■ **Short problem**: Wherever the string "color" occurs in a line of these records, report that line.

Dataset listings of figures
· · · · ·
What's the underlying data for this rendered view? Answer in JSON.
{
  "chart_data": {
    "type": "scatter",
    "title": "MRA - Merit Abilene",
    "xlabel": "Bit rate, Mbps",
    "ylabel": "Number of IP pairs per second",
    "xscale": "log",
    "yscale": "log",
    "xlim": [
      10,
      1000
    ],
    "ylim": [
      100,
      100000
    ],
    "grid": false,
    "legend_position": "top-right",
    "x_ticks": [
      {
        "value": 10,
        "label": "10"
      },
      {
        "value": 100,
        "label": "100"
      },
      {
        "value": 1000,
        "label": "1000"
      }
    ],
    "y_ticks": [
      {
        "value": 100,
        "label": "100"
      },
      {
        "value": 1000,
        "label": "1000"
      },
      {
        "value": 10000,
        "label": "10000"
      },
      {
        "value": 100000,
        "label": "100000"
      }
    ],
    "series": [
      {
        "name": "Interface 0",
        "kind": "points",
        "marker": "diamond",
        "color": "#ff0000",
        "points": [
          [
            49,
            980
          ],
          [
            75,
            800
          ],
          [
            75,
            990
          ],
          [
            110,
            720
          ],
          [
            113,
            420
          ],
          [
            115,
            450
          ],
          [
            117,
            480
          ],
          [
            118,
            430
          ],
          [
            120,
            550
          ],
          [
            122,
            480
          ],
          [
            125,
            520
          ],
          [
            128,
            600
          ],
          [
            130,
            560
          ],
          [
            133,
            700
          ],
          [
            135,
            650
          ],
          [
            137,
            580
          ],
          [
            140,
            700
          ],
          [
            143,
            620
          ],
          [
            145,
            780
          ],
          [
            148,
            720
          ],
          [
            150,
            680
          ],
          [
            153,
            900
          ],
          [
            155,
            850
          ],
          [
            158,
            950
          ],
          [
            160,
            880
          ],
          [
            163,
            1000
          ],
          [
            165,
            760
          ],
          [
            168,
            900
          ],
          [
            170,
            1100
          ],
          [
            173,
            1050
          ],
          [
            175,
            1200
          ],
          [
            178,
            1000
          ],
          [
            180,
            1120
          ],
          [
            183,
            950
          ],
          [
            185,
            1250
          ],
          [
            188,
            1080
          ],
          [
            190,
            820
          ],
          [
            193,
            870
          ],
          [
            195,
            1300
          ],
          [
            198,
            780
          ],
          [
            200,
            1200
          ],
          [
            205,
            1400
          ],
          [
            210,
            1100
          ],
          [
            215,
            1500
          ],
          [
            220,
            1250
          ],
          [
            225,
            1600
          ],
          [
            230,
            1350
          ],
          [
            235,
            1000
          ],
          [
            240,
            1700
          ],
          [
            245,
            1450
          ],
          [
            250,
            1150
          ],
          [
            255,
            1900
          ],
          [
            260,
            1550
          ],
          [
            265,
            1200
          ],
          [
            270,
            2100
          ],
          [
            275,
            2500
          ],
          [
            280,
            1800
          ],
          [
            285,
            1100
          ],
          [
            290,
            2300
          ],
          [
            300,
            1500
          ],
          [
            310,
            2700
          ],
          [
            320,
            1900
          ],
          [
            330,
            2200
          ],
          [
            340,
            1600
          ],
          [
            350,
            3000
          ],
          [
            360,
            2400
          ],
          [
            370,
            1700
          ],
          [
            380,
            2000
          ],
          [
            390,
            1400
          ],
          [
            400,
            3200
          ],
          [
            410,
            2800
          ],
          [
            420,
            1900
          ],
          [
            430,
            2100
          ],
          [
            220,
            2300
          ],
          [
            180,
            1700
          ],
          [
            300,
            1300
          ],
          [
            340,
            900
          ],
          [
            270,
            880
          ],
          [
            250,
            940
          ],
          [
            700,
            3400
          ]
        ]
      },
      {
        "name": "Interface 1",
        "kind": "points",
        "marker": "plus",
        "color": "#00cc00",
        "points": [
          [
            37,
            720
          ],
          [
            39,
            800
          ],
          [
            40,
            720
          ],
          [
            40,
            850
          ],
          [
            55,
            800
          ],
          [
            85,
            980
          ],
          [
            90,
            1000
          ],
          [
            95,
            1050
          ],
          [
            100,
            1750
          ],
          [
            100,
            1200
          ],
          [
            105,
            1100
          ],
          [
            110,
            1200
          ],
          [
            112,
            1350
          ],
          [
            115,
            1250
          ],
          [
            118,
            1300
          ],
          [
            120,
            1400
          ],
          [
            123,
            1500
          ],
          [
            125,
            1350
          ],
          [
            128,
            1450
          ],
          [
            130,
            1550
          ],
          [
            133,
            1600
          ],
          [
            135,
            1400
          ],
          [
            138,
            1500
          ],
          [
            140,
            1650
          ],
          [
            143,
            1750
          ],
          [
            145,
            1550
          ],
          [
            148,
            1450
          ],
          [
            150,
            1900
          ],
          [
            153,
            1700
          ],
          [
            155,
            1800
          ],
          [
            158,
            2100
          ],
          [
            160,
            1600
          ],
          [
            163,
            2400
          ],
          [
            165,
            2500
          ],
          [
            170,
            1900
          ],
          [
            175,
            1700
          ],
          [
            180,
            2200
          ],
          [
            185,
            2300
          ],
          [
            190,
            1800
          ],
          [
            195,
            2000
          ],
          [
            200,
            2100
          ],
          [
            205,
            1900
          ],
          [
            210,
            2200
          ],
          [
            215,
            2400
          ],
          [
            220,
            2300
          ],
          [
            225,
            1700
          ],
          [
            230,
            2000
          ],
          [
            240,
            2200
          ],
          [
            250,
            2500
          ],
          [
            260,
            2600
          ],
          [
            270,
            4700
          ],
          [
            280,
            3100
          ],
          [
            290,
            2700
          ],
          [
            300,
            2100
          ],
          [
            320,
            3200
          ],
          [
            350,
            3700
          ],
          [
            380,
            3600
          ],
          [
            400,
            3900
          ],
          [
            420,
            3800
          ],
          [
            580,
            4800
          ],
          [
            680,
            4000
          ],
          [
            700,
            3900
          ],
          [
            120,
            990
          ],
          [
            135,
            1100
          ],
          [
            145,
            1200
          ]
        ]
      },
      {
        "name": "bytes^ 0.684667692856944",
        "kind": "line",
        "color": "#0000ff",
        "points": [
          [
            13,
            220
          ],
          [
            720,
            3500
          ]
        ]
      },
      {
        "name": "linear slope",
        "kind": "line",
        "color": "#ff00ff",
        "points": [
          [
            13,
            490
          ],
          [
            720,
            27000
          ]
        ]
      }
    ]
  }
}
· · · · ·
■ **The reply**:
        "color": "#ff0000",
        "color": "#00cc00",
        "color": "#0000ff",
        "color": "#ff00ff",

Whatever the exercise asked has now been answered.